Information provided
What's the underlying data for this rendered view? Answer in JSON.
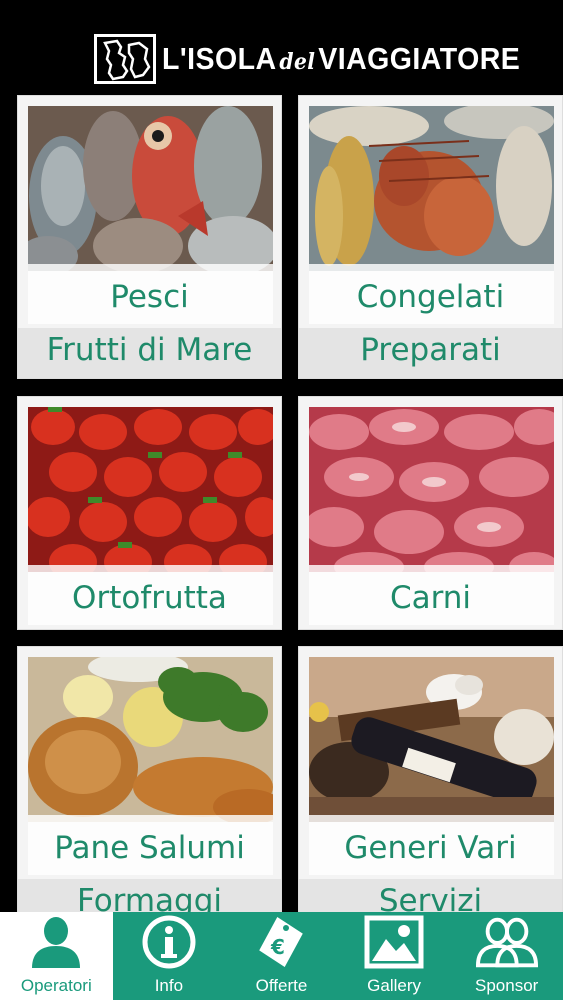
{
  "header": {
    "brand_part1": "L'ISOLA",
    "brand_part2": "del",
    "brand_part3": "VIAGGIATORE"
  },
  "categories": [
    {
      "label1": "Pesci",
      "label2": "Frutti di Mare",
      "image": "fish-photo"
    },
    {
      "label1": "Congelati",
      "label2": "Preparati",
      "image": "frozen-shrimp-photo"
    },
    {
      "label1": "Ortofrutta",
      "label2": "",
      "image": "strawberries-photo"
    },
    {
      "label1": "Carni",
      "label2": "",
      "image": "meat-photo"
    },
    {
      "label1": "Pane Salumi",
      "label2": "Formaggi",
      "image": "bread-cheese-photo"
    },
    {
      "label1": "Generi Vari",
      "label2": "Servizi",
      "image": "wine-misc-photo"
    }
  ],
  "tabs": [
    {
      "label": "Operatori",
      "icon": "person-icon",
      "active": true
    },
    {
      "label": "Info",
      "icon": "info-icon",
      "active": false
    },
    {
      "label": "Offerte",
      "icon": "euro-tag-icon",
      "active": false
    },
    {
      "label": "Gallery",
      "icon": "picture-icon",
      "active": false
    },
    {
      "label": "Sponsor",
      "icon": "group-icon",
      "active": false
    }
  ],
  "colors": {
    "accent": "#1a9a7c",
    "label_text": "#1f8a6a",
    "background": "#000000"
  }
}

Prompt
Make an exact copy of the listing above. Do not include the pictures.

Finished task
What's the underlying data for this rendered view? Answer in JSON.
{
  "header": {
    "brand_part1": "L'ISOLA",
    "brand_part2": "del",
    "brand_part3": "VIAGGIATORE"
  },
  "categories": [
    {
      "label1": "Pesci",
      "label2": "Frutti di Mare",
      "image": "fish-photo"
    },
    {
      "label1": "Congelati",
      "label2": "Preparati",
      "image": "frozen-shrimp-photo"
    },
    {
      "label1": "Ortofrutta",
      "label2": "",
      "image": "strawberries-photo"
    },
    {
      "label1": "Carni",
      "label2": "",
      "image": "meat-photo"
    },
    {
      "label1": "Pane Salumi",
      "label2": "Formaggi",
      "image": "bread-cheese-photo"
    },
    {
      "label1": "Generi Vari",
      "label2": "Servizi",
      "image": "wine-misc-photo"
    }
  ],
  "tabs": [
    {
      "label": "Operatori",
      "icon": "person-icon",
      "active": true
    },
    {
      "label": "Info",
      "icon": "info-icon",
      "active": false
    },
    {
      "label": "Offerte",
      "icon": "euro-tag-icon",
      "active": false
    },
    {
      "label": "Gallery",
      "icon": "picture-icon",
      "active": false
    },
    {
      "label": "Sponsor",
      "icon": "group-icon",
      "active": false
    }
  ],
  "colors": {
    "accent": "#1a9a7c",
    "label_text": "#1f8a6a",
    "background": "#000000"
  }
}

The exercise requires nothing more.